§ **Stated task**: Without altering anything, repeat each of the records.

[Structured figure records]
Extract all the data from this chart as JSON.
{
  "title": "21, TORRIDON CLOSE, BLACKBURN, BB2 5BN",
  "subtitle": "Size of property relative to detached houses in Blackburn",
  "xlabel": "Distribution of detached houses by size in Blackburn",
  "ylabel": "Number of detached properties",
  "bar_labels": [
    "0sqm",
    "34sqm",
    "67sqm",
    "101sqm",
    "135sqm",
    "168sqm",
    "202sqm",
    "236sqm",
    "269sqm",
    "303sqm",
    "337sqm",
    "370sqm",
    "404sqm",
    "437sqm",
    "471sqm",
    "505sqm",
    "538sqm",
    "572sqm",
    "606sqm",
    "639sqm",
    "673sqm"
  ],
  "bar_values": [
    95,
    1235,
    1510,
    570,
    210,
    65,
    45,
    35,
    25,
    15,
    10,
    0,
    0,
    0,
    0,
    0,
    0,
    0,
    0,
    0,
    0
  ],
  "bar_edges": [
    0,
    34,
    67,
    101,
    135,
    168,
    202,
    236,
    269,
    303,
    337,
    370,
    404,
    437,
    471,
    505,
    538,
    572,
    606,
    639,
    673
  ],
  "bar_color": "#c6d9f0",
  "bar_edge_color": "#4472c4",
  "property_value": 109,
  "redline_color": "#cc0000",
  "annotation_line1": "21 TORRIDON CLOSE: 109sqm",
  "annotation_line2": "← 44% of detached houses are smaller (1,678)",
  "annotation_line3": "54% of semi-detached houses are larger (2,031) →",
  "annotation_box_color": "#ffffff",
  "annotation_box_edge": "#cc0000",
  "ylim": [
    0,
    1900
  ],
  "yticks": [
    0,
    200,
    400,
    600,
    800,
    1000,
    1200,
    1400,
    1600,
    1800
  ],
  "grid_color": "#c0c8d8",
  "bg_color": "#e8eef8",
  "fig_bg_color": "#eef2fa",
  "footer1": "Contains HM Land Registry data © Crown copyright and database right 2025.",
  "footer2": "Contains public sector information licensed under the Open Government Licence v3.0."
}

§ **Worked solution**:
Extract all the data from this chart as JSON.
{
  "title": "21, TORRIDON CLOSE, BLACKBURN, BB2 5BN",
  "subtitle": "Size of property relative to detached houses in Blackburn",
  "xlabel": "Distribution of detached houses by size in Blackburn",
  "ylabel": "Number of detached properties",
  "bar_labels": [
    "0sqm",
    "34sqm",
    "67sqm",
    "101sqm",
    "135sqm",
    "168sqm",
    "202sqm",
    "236sqm",
    "269sqm",
    "303sqm",
    "337sqm",
    "370sqm",
    "404sqm",
    "437sqm",
    "471sqm",
    "505sqm",
    "538sqm",
    "572sqm",
    "606sqm",
    "639sqm",
    "673sqm"
  ],
  "bar_values": [
    95,
    1235,
    1510,
    570,
    210,
    65,
    45,
    35,
    25,
    15,
    10,
    0,
    0,
    0,
    0,
    0,
    0,
    0,
    0,
    0,
    0
  ],
  "bar_edges": [
    0,
    34,
    67,
    101,
    135,
    168,
    202,
    236,
    269,
    303,
    337,
    370,
    404,
    437,
    471,
    505,
    538,
    572,
    606,
    639,
    673
  ],
  "bar_color": "#c6d9f0",
  "bar_edge_color": "#4472c4",
  "property_value": 109,
  "redline_color": "#cc0000",
  "annotation_line1": "21 TORRIDON CLOSE: 109sqm",
  "annotation_line2": "← 44% of detached houses are smaller (1,678)",
  "annotation_line3": "54% of semi-detached houses are larger (2,031) →",
  "annotation_box_color": "#ffffff",
  "annotation_box_edge": "#cc0000",
  "ylim": [
    0,
    1900
  ],
  "yticks": [
    0,
    200,
    400,
    600,
    800,
    1000,
    1200,
    1400,
    1600,
    1800
  ],
  "grid_color": "#c0c8d8",
  "bg_color": "#e8eef8",
  "fig_bg_color": "#eef2fa",
  "footer1": "Contains HM Land Registry data © Crown copyright and database right 2025.",
  "footer2": "Contains public sector information licensed under the Open Government Licence v3.0."
}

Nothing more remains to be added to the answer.